Exercise objective
Copy each line that contains the string "image".

Data records
______

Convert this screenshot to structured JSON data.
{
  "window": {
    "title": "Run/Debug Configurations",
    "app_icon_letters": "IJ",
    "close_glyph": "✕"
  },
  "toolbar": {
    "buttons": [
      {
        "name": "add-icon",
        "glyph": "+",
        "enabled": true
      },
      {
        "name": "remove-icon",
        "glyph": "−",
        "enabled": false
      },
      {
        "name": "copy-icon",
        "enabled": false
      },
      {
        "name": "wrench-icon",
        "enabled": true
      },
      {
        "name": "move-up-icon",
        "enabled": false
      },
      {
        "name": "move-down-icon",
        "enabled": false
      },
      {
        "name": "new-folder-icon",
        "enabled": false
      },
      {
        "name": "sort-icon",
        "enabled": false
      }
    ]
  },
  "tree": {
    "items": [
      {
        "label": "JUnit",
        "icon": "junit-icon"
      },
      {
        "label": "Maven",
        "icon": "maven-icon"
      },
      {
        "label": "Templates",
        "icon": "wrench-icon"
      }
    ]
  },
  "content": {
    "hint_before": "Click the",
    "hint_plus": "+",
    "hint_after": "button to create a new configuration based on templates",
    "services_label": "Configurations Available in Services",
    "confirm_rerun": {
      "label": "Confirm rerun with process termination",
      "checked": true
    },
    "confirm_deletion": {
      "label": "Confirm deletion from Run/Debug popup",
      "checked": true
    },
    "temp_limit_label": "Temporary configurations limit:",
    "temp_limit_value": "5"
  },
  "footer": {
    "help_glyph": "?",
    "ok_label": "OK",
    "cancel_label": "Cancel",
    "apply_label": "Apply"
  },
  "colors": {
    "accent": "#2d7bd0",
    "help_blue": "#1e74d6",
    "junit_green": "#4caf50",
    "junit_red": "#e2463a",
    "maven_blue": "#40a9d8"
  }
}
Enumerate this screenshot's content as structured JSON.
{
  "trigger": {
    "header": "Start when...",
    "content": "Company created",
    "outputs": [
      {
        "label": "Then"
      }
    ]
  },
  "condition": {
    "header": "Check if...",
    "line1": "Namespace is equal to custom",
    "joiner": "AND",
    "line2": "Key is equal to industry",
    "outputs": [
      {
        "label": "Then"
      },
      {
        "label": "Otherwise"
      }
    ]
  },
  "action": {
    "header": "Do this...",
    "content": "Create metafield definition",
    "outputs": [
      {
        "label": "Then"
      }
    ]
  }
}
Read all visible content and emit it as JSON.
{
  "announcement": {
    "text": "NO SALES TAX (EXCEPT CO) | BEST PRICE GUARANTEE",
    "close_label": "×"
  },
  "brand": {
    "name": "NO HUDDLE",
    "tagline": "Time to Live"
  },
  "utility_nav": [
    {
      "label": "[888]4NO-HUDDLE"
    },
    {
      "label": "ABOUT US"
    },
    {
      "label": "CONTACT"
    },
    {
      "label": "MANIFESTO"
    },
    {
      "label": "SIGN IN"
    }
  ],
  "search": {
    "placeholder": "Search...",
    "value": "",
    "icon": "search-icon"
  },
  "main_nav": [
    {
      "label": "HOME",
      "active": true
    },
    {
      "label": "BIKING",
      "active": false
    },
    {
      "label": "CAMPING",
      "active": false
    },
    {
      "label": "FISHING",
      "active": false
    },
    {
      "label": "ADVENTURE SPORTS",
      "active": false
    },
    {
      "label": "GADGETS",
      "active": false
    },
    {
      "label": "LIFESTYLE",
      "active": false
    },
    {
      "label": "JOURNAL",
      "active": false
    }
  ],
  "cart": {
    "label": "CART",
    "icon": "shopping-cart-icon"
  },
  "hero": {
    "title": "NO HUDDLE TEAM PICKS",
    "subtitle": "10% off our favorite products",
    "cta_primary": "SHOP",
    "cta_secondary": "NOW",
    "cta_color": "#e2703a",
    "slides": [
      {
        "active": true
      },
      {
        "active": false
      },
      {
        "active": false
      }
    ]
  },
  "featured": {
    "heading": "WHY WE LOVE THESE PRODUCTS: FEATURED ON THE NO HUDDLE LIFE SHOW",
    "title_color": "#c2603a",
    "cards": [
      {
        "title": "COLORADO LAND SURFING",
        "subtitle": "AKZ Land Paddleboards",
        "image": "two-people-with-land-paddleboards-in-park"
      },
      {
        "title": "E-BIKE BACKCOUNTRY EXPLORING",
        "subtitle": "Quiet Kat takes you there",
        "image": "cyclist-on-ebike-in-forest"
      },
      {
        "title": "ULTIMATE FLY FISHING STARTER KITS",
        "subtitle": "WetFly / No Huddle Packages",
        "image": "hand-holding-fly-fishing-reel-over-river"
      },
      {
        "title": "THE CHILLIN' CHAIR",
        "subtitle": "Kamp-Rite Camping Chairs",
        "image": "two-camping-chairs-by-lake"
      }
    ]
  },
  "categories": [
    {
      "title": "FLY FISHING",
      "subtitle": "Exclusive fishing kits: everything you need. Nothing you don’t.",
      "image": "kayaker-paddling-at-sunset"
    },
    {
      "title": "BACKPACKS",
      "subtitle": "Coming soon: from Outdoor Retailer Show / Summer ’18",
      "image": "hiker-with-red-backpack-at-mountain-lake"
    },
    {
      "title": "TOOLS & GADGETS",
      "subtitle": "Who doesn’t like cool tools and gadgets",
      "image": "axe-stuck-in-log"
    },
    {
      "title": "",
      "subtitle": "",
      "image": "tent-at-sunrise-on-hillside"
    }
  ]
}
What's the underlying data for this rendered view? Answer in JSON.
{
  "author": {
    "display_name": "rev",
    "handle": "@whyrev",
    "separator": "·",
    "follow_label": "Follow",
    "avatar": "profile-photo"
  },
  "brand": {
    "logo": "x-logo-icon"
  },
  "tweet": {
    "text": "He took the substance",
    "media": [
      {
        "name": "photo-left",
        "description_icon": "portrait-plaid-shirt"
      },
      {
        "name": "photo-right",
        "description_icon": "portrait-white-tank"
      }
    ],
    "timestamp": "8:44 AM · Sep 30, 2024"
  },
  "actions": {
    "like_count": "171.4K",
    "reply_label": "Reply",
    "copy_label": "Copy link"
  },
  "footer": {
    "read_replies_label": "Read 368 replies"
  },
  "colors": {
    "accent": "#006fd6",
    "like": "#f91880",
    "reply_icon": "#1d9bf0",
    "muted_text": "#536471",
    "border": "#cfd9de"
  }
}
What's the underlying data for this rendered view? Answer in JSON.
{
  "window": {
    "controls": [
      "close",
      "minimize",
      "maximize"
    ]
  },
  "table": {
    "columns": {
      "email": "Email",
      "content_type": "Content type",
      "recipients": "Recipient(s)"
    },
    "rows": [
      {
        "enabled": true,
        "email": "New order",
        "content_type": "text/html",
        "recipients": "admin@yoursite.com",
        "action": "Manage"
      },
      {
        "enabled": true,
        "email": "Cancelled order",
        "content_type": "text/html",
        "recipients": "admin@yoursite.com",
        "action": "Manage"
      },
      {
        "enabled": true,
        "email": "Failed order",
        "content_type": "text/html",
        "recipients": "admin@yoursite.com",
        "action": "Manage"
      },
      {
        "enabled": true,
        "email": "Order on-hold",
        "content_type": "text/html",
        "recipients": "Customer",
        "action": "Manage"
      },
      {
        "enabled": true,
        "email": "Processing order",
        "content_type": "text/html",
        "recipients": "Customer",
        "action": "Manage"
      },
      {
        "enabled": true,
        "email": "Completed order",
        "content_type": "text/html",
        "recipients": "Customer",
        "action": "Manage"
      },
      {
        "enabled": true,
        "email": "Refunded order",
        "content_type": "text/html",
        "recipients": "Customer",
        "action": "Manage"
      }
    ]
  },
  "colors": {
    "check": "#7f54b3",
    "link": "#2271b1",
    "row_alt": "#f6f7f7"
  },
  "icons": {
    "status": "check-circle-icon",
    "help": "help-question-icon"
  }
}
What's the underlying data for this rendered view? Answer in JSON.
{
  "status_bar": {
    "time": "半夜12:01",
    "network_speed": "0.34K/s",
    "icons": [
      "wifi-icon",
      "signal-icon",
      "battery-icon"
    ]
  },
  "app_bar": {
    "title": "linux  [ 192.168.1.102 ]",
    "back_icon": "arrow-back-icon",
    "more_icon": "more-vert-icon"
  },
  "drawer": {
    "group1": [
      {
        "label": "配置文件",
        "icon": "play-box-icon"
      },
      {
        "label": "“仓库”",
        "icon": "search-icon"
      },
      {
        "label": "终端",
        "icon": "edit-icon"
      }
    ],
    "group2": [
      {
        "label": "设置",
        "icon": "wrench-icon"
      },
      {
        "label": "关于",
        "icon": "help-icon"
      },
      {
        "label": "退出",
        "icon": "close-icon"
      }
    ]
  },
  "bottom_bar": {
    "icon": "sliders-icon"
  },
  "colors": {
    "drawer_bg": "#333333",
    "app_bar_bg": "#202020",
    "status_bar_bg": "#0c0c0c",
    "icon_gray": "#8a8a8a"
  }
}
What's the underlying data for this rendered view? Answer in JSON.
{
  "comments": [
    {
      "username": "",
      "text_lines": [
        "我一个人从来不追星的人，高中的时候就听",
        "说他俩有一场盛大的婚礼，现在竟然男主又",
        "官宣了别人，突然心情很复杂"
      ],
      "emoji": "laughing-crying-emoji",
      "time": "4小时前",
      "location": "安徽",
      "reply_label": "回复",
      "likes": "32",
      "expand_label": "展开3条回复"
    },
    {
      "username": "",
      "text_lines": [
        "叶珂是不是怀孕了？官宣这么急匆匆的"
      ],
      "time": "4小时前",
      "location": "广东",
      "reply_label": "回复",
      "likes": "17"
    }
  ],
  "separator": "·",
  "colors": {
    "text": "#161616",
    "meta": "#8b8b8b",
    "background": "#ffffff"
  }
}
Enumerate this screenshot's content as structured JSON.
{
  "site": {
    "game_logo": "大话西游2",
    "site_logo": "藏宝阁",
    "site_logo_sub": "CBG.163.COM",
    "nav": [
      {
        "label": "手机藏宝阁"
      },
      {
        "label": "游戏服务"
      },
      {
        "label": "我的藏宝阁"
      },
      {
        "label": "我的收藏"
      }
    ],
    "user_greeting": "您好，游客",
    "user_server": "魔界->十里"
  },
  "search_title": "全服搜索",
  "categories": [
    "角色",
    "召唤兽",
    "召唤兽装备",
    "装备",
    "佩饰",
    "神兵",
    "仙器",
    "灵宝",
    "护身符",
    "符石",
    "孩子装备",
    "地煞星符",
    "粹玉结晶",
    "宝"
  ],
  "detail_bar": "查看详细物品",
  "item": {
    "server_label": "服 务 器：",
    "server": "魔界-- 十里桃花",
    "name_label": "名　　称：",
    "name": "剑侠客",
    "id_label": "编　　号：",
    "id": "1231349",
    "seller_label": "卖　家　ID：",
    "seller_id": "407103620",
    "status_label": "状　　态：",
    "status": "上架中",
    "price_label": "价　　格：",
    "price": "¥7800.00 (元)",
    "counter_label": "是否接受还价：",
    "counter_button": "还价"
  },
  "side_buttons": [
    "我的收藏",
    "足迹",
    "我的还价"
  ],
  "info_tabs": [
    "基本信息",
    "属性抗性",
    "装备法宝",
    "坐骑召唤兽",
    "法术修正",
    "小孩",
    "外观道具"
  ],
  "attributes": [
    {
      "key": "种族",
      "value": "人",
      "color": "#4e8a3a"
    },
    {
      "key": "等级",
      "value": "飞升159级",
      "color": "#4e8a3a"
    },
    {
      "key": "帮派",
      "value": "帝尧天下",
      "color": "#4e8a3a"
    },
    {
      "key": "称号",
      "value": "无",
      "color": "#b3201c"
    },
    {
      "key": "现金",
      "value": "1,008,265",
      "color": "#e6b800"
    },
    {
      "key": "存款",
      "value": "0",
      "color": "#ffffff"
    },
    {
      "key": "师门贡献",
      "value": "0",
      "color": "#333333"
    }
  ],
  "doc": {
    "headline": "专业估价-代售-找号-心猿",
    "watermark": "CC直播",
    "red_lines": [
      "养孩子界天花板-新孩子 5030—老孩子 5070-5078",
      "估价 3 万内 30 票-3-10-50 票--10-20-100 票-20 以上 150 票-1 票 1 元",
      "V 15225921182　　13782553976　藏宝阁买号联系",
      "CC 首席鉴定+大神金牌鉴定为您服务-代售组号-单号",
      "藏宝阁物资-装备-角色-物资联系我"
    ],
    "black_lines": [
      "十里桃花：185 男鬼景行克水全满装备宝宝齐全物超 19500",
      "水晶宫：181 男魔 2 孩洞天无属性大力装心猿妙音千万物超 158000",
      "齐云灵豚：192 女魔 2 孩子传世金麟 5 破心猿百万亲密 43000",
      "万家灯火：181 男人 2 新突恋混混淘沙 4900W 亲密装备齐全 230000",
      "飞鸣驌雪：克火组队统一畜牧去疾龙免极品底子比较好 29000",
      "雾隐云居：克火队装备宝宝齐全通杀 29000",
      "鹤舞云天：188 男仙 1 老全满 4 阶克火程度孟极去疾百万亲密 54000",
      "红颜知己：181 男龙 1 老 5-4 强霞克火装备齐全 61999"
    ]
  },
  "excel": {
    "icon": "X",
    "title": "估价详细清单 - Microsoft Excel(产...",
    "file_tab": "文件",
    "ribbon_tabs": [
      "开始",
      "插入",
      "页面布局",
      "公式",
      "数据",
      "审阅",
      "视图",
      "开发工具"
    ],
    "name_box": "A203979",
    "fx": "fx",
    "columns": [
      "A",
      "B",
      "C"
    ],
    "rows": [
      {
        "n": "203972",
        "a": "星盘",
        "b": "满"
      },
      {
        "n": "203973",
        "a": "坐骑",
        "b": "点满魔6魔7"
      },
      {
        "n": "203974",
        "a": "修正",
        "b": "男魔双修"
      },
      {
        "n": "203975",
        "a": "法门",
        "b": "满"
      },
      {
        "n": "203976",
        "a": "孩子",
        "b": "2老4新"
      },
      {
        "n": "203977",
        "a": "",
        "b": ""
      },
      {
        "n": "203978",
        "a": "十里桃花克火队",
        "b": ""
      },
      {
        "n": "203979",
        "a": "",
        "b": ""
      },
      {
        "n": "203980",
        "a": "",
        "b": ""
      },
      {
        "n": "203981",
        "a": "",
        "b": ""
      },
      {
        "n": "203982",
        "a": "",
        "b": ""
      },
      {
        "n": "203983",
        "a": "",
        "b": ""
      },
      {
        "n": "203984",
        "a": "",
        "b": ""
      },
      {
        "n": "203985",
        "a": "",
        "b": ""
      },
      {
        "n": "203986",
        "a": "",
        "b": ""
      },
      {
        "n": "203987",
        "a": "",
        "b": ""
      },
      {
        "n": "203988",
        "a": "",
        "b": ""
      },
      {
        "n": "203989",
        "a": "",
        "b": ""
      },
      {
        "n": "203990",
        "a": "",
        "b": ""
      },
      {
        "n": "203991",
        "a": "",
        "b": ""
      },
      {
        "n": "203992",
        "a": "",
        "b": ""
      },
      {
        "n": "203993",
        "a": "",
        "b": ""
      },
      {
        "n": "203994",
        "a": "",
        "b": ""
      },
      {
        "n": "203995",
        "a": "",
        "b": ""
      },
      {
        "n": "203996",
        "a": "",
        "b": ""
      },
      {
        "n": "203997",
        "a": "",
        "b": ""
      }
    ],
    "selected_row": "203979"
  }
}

______

Solution for this exercise
        "image": "two-people-with-land-paddleboards-in-park"
        "image": "cyclist-on-ebike-in-forest"
        "image": "hand-holding-fly-fishing-reel-over-river"
        "image": "two-camping-chairs-by-lake"
      "image": "kayaker-paddling-at-sunset"
      "image": "hiker-with-red-backpack-at-mountain-lake"
      "image": "axe-stuck-in-log"
      "image": "tent-at-sunrise-on-hillside"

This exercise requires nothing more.